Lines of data

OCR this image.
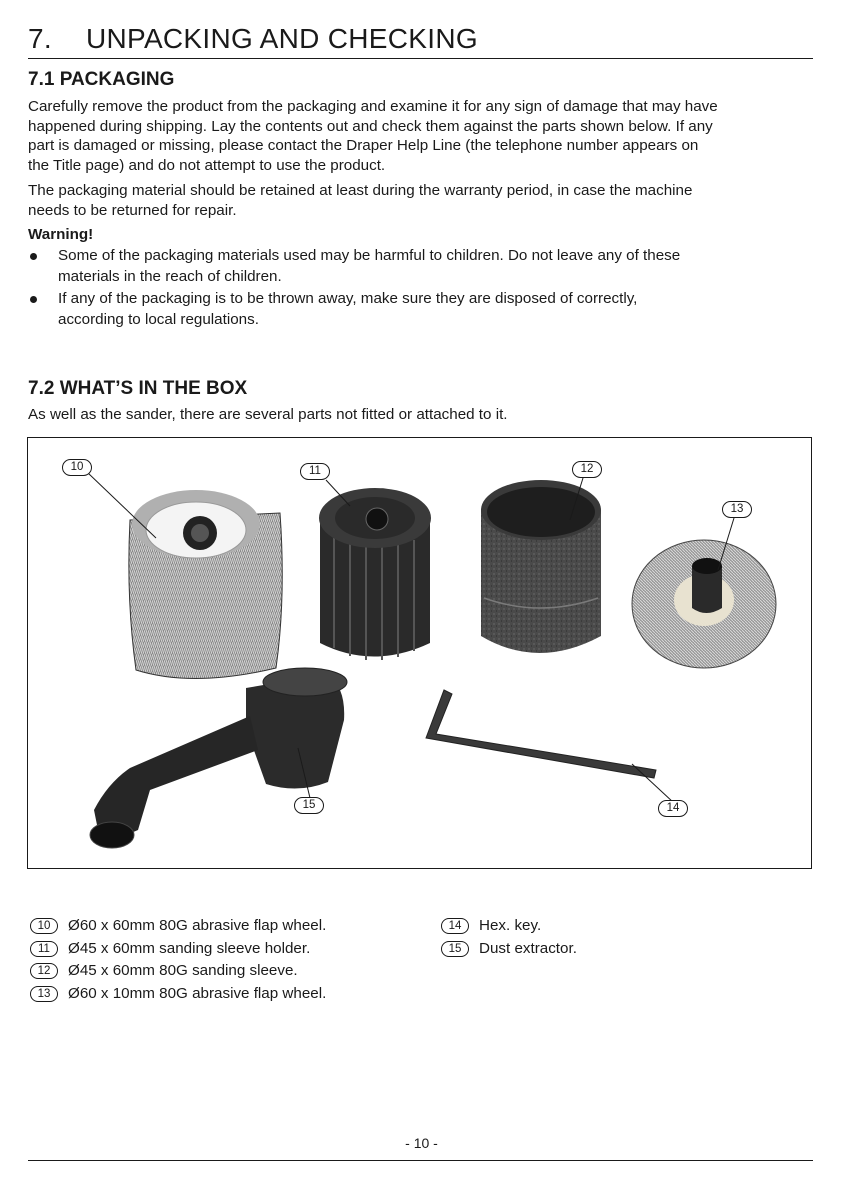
7. UNPACKING AND CHECKING
7.1 PACKAGING
Carefully remove the product from the packaging and examine it for any sign of damage that may have
happened during shipping. Lay the contents out and check them against the parts shown below. If any
part is damaged or missing, please contact the Draper Help Line (the telephone number appears on
the Title page) and do not attempt to use the product.
The packaging material should be retained at least during the warranty period, in case the machine
needs to be returned for repair.
Warning!
Some of the packaging materials used may be harmful to children. Do not leave any of these
materials in the reach of children.
If any of the packaging is to be thrown away, make sure they are disposed of correctly,
according to local regulations.
7.2 WHAT’S IN THE BOX
As well as the sander, there are several parts not fitted or attached to it.
10	11	12
13
14
15
10	Ø60 x 60mm 80G abrasive flap wheel.
11	Ø45 x 60mm sanding sleeve holder.
12	Ø45 x 60mm 80G sanding sleeve.
13	Ø60 x 10mm 80G abrasive flap wheel.
14	Hex. key.
15	Dust extractor.
- 10 -
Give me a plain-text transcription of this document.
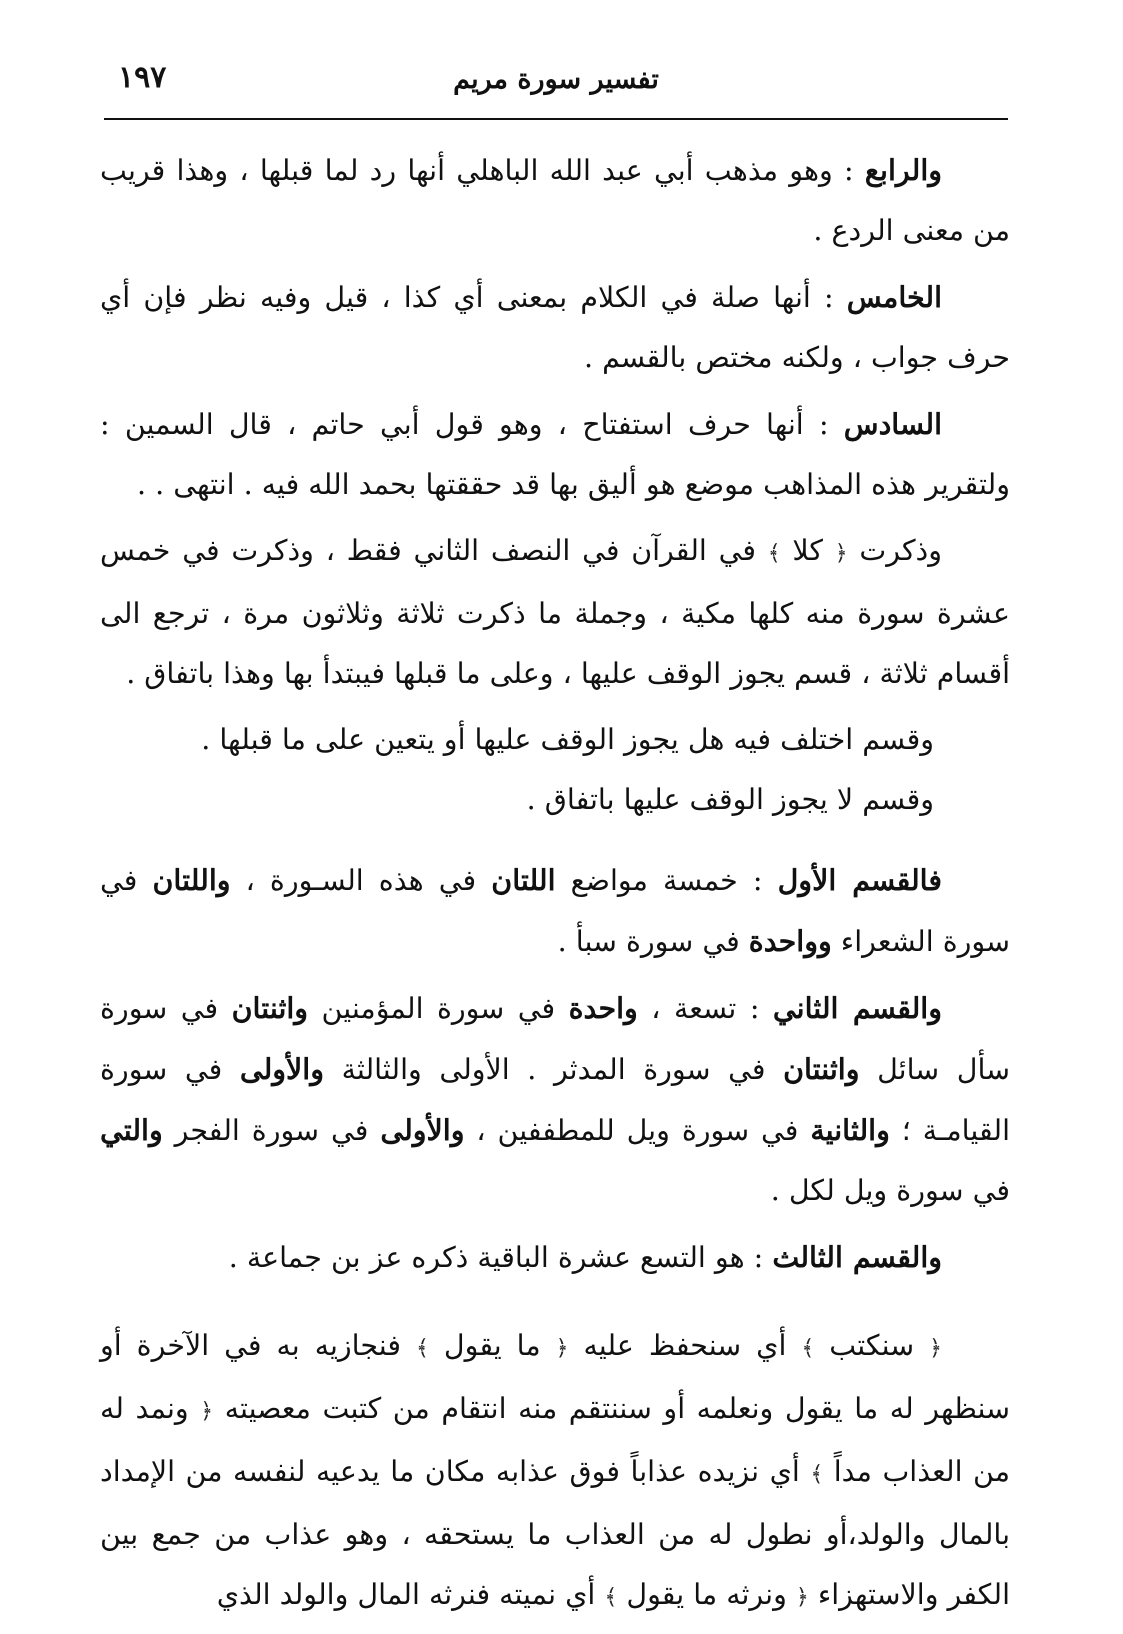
١٩٧	تفسير سورة مريم

والرابع : وهو مذهب أبي عبد الله الباهلي أنها رد لما قبلها ، وهذا قريب من معنى الردع .

الخامس : أنها صلة في الكلام بمعنى أي كذا ، قيل وفيه نظر فإن أي حرف جواب ، ولكنه مختص بالقسم .

السادس : أنها حرف استفتاح ، وهو قول أبي حاتم ، قال السمين : ولتقرير هذه المذاهب موضع هو أليق بها قد حققتها بحمد الله فيه . انتهى . .

وذكرت ﴿ كلا ﴾ في القرآن في النصف الثاني فقط ، وذكرت في خمس عشرة سورة منه كلها مكية ، وجملة ما ذكرت ثلاثة وثلاثون مرة ، ترجع الى أقسام ثلاثة ، قسم يجوز الوقف عليها ، وعلى ما قبلها فيبتدأ بها وهذا باتفاق .

وقسم اختلف فيه هل يجوز الوقف عليها أو يتعين على ما قبلها .

وقسم لا يجوز الوقف عليها باتفاق .

فالقسم الأول : خمسة مواضع اللتان في هذه السـورة ، واللتان في سورة الشعراء وواحدة في سورة سبأ .

والقسم الثاني : تسعة ، واحدة في سورة المؤمنين واثنتان في سورة سأل سائل واثنتان في سورة المدثر . الأولى والثالثة والأولى في سورة القيامـة ؛ والثانية في سورة ويل للمطففين ، والأولى في سورة الفجر والتي في سورة ويل لكل .

والقسم الثالث : هو التسع عشرة الباقية ذكره عز بن جماعة .

﴿ سنكتب ﴾ أي سنحفظ عليه ﴿ ما يقول ﴾ فنجازيه به في الآخرة أو سنظهر له ما يقول ونعلمه أو سننتقم منه انتقام من كتبت معصيته ﴿ ونمد له من العذاب مداً ﴾ أي نزيده عذاباً فوق عذابه مكان ما يدعيه لنفسه من الإمداد بالمال والولد،أو نطول له من العذاب ما يستحقه ، وهو عذاب من جمع بين الكفر والاستهزاء ﴿ ونرثه ما يقول ﴾ أي نميته فنرثه المال والولد الذي
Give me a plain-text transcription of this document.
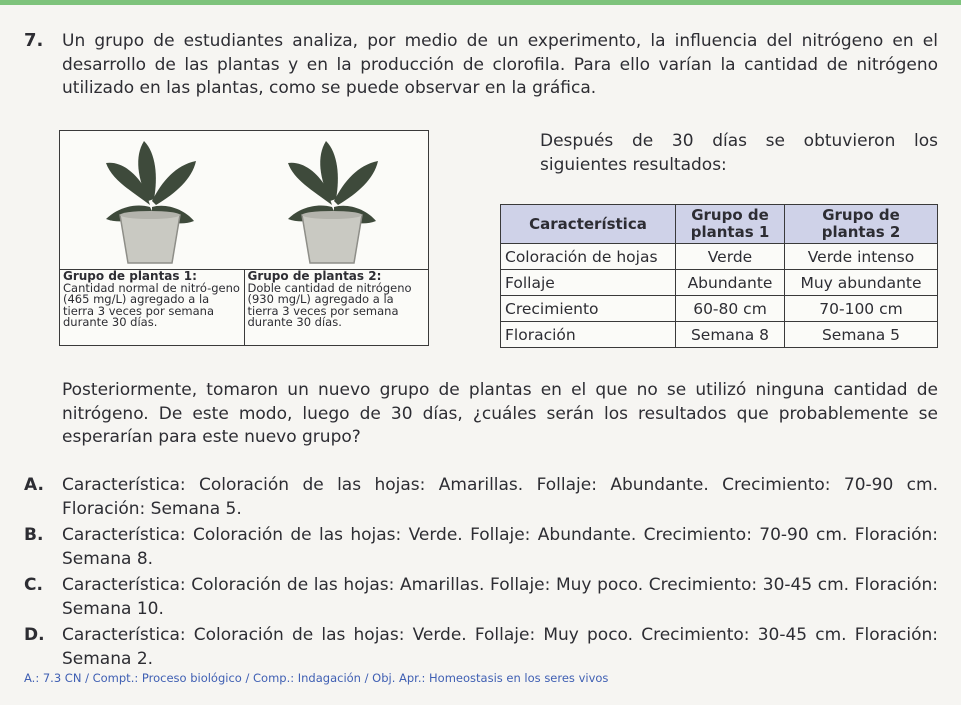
7. Un grupo de estudiantes analiza, por medio de un experimento, la influencia del nitrógeno en el desarrollo de las plantas y en la producción de clorofila. Para ello varían la cantidad de nitrógeno utilizado en las plantas, como se puede observar en la gráfica.
Grupo de plantas 1:
Cantidad normal de nitró-geno (465 mg/L) agregado a la tierra 3 veces por semana durante 30 días.
Grupo de plantas 2:
Doble cantidad de nitrógeno (930 mg/L) agregado a la tierra 3 veces por semana durante 30 días.
Después de 30 días se obtuvieron los siguientes resultados:
Característica	Grupo de plantas 1	Grupo de plantas 2
Coloración de hojas	Verde	Verde intenso
Follaje	Abundante	Muy abundante
Crecimiento	60-80 cm	70-100 cm
Floración	Semana 8	Semana 5
Posteriormente, tomaron un nuevo grupo de plantas en el que no se utilizó ninguna cantidad de nitrógeno. De este modo, luego de 30 días, ¿cuáles serán los resultados que probablemente se esperarían para este nuevo grupo?
A.	Característica: Coloración de las hojas: Amarillas. Follaje: Abundante. Crecimiento: 70-90 cm. Floración: Semana 5.
B.	Característica: Coloración de las hojas: Verde. Follaje: Abundante. Crecimiento: 70-90 cm. Floración: Semana 8.
C.	Característica: Coloración de las hojas: Amarillas. Follaje: Muy poco. Crecimiento: 30-45 cm. Floración: Semana 10.
D.	Característica: Coloración de las hojas: Verde. Follaje: Muy poco. Crecimiento: 30-45 cm. Floración: Semana 2.
A.: 7.3 CN / Compt.: Proceso biológico / Comp.: Indagación / Obj. Apr.: Homeostasis en los seres vivos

GIVEN TASK:
All lines holding the word "Característica" should be picked out and copied.

THE RESULT:
Característica	Grupo de plantas 1	Grupo de plantas 2
A.	Característica: Coloración de las hojas: Amarillas. Follaje: Abundante. Crecimiento: 70-90 cm. Floración: Semana 5.
B.	Característica: Coloración de las hojas: Verde. Follaje: Abundante. Crecimiento: 70-90 cm. Floración: Semana 8.
C.	Característica: Coloración de las hojas: Amarillas. Follaje: Muy poco. Crecimiento: 30-45 cm. Floración: Semana 10.
D.	Característica: Coloración de las hojas: Verde. Follaje: Muy poco. Crecimiento: 30-45 cm. Floración: Semana 2.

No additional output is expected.